— start of ENTRIES PROVIDED —
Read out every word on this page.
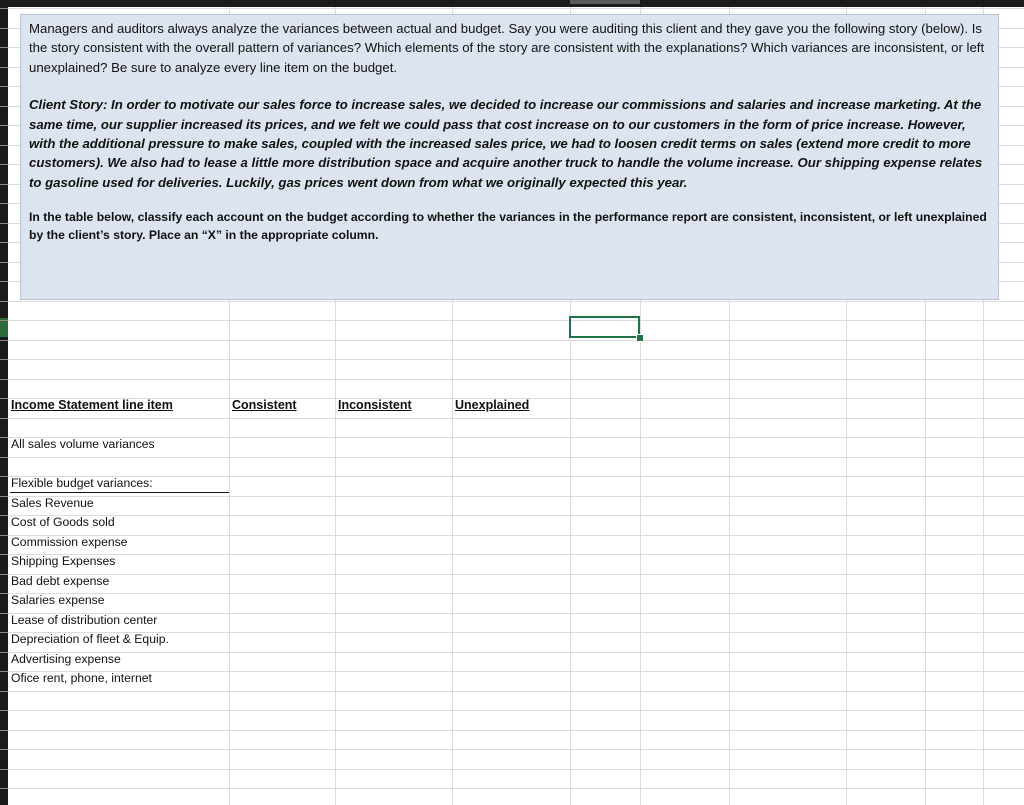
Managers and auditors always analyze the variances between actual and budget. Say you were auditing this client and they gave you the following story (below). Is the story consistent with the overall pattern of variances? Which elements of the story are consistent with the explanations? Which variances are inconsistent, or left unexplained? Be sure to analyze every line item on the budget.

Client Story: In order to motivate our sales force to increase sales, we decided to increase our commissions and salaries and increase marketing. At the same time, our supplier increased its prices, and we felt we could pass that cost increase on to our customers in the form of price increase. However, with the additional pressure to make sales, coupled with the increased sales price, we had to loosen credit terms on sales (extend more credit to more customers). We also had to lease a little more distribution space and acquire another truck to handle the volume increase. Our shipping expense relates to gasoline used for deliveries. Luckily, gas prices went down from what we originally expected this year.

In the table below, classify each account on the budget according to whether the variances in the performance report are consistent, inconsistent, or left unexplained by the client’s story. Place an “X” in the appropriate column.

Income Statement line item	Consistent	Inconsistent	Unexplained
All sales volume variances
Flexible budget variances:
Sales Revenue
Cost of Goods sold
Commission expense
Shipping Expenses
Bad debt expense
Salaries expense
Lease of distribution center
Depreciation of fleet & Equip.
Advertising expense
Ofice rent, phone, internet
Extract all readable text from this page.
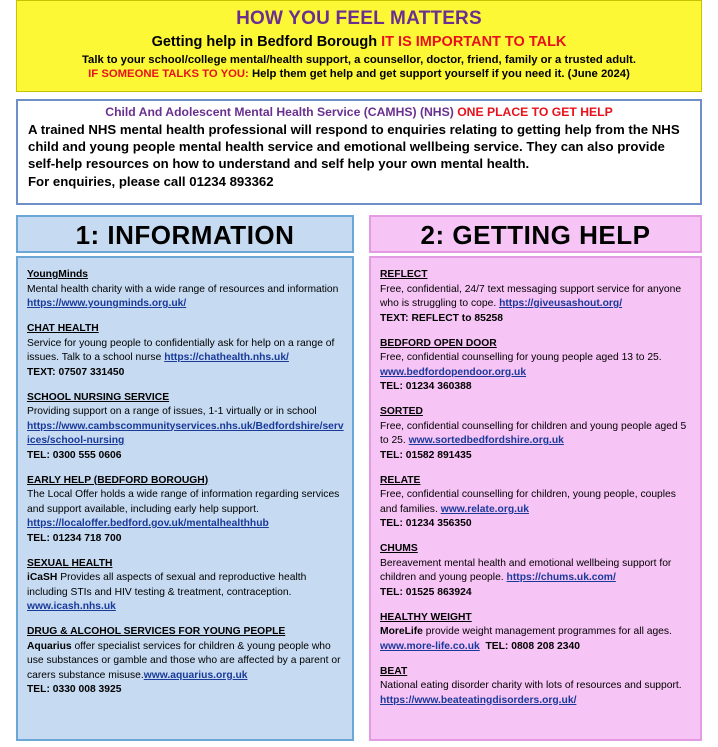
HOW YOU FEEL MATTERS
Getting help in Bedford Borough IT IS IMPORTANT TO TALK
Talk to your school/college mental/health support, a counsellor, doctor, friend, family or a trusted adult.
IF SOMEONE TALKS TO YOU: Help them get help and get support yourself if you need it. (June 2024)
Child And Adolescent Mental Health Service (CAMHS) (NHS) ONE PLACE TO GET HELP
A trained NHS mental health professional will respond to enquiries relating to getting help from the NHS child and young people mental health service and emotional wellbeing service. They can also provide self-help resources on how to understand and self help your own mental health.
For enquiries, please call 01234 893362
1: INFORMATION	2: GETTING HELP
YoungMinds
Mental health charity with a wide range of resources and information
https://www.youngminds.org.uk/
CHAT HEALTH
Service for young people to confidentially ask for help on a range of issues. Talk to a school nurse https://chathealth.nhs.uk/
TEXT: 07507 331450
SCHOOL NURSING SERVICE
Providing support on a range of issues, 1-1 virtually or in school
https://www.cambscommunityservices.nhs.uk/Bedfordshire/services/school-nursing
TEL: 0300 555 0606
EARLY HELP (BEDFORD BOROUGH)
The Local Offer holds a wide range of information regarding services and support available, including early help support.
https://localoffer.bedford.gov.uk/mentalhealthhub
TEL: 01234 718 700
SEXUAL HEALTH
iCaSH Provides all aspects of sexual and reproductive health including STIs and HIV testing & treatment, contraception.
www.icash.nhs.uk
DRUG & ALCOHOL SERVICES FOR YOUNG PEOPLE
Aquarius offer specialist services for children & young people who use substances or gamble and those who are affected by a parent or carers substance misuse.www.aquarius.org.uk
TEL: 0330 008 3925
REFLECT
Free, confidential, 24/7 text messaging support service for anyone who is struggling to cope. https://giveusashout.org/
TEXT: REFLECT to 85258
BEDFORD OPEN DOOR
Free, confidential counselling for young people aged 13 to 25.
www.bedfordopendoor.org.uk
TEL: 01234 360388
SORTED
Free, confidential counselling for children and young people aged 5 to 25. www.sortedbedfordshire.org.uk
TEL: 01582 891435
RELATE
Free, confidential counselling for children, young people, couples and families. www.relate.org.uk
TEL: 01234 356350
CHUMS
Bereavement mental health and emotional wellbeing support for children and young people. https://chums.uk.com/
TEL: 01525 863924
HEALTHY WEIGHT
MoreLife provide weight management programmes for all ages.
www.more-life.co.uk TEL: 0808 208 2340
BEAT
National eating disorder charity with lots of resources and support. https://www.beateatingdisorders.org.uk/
— end of ENTRIES PROVIDED —
— start of ENTRIES PROVIDED —
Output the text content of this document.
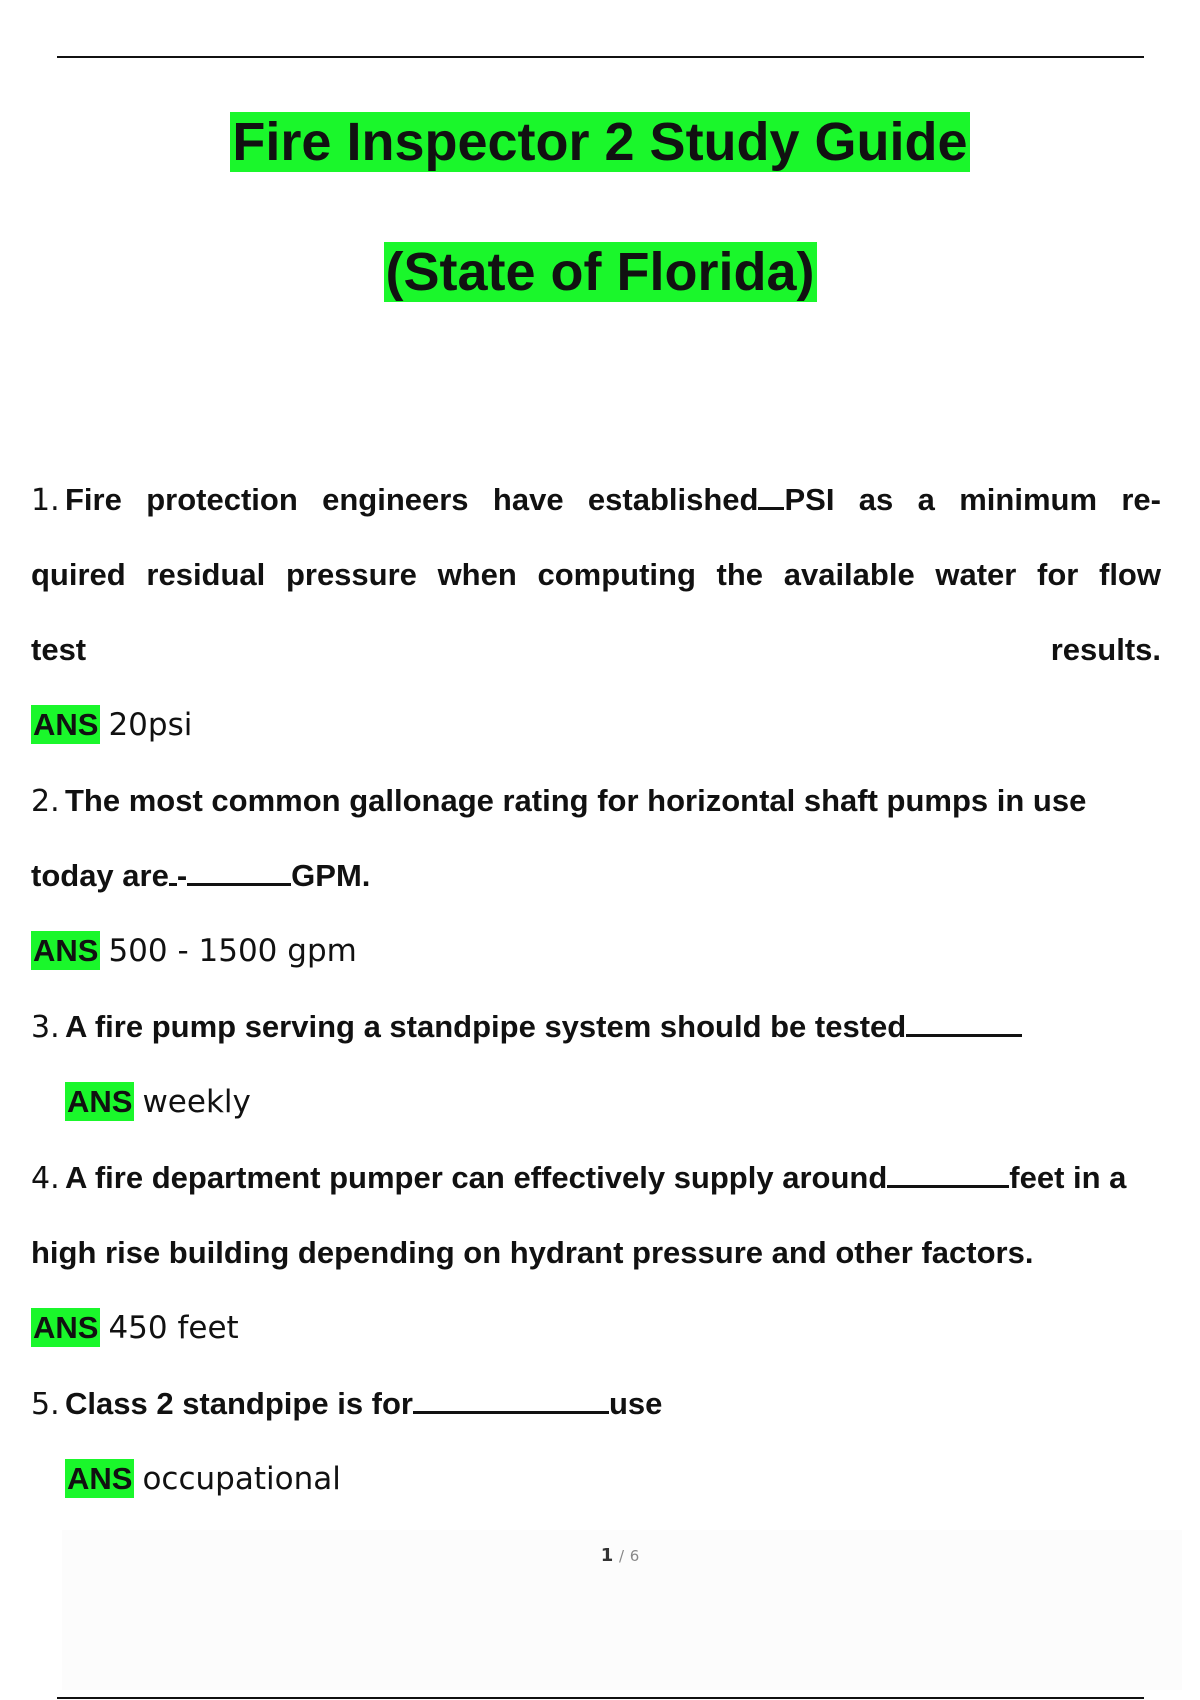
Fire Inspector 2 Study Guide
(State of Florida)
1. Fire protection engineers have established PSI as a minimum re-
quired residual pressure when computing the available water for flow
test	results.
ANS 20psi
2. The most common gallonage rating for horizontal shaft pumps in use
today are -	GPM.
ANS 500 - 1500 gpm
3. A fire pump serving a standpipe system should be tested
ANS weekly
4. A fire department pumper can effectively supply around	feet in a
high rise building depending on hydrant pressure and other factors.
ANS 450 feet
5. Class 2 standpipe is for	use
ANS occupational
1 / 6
— end of ENTRIES PROVIDED —
== TASK PROMPT ==
Collect, from the material above, every line containing the word "range".

== REPLY TO THE EXERCISE ==
Mental health charity with a wide range of resources and information
Service for young people to confidentially ask for help on a range of issues. Talk to a school nurse https://chathealth.nhs.uk/
Providing support on a range of issues, 1-1 virtually or in school
The Local Offer holds a wide range of information regarding services and support available, including early help support.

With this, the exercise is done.